**AVAILABLE DATA:**

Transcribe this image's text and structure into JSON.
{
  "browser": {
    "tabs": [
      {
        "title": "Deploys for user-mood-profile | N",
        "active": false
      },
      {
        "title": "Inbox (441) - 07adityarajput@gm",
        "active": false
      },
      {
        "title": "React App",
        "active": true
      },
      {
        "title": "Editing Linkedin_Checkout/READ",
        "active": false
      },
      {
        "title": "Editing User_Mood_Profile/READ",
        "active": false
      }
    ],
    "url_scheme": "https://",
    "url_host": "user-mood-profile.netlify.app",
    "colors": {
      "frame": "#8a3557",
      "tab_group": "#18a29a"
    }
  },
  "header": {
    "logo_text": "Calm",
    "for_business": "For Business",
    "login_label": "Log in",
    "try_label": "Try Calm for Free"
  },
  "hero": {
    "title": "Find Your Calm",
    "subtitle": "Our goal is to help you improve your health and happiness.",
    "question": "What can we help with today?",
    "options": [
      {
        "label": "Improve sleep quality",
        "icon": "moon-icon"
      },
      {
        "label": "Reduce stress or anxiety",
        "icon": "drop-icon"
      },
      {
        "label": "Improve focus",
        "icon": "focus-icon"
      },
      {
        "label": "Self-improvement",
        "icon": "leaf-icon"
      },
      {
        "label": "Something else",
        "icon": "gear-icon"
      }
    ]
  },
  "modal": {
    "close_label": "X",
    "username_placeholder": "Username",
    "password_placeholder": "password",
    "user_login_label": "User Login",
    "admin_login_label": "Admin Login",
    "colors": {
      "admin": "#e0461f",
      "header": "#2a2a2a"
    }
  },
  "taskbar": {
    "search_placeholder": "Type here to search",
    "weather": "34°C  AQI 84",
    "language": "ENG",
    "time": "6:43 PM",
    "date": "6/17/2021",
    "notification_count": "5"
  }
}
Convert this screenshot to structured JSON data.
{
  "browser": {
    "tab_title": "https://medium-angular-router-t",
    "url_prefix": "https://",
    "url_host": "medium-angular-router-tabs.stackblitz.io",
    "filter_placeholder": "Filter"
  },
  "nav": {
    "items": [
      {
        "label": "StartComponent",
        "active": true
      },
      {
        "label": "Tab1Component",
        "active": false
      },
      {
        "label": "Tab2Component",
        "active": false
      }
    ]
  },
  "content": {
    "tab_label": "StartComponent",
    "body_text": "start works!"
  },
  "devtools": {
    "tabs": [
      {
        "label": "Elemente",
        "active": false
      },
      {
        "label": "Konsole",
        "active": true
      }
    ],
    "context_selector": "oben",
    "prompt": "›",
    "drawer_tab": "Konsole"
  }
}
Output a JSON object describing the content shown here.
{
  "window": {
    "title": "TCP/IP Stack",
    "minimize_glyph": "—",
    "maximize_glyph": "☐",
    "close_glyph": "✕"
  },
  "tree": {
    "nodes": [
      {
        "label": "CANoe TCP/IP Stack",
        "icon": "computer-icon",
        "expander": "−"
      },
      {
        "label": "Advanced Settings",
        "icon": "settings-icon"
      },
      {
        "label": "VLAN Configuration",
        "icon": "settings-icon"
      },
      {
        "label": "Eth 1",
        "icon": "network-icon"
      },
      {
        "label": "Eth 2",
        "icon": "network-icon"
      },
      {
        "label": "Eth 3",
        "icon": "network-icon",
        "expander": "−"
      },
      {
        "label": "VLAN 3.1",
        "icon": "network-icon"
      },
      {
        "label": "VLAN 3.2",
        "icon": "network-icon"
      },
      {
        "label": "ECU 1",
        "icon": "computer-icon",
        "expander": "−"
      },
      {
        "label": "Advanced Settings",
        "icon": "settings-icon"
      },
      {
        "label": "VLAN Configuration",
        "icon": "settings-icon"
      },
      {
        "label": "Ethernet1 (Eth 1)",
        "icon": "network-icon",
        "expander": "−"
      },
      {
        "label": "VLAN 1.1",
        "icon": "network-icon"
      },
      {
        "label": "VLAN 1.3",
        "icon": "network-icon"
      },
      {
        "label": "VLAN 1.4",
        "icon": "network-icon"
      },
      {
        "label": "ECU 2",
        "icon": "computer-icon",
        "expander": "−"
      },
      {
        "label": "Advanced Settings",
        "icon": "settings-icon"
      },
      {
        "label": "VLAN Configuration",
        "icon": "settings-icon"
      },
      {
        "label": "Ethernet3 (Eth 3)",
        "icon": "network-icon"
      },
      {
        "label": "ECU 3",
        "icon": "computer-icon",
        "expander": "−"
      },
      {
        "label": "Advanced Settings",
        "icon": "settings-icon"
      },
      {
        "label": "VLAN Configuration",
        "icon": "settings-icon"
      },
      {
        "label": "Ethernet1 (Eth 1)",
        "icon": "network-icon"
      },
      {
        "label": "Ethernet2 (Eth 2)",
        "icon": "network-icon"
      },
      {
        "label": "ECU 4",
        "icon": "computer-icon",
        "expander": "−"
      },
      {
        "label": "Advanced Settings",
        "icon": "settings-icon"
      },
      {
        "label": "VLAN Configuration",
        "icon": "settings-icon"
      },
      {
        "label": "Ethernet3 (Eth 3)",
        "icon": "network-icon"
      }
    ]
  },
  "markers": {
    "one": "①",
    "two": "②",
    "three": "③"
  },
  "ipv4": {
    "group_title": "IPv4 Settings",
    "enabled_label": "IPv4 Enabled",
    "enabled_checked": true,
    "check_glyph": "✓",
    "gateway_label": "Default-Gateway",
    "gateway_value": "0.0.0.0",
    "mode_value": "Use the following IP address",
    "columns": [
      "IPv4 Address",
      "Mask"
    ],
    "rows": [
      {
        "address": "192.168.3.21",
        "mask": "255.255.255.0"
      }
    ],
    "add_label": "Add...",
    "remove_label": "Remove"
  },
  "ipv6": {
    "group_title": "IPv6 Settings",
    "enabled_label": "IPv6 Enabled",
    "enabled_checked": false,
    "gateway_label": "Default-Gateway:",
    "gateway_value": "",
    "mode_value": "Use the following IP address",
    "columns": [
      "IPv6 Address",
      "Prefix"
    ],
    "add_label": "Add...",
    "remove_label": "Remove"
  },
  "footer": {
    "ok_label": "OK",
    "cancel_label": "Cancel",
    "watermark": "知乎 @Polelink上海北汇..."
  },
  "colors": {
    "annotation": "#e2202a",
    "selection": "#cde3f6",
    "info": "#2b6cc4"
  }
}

**OBJECTIVE:** Which lines hold the word "content"? Copy all of them.

**WRITTEN REPLY:**
  "content": {
Output a JSON object describing the content shown here.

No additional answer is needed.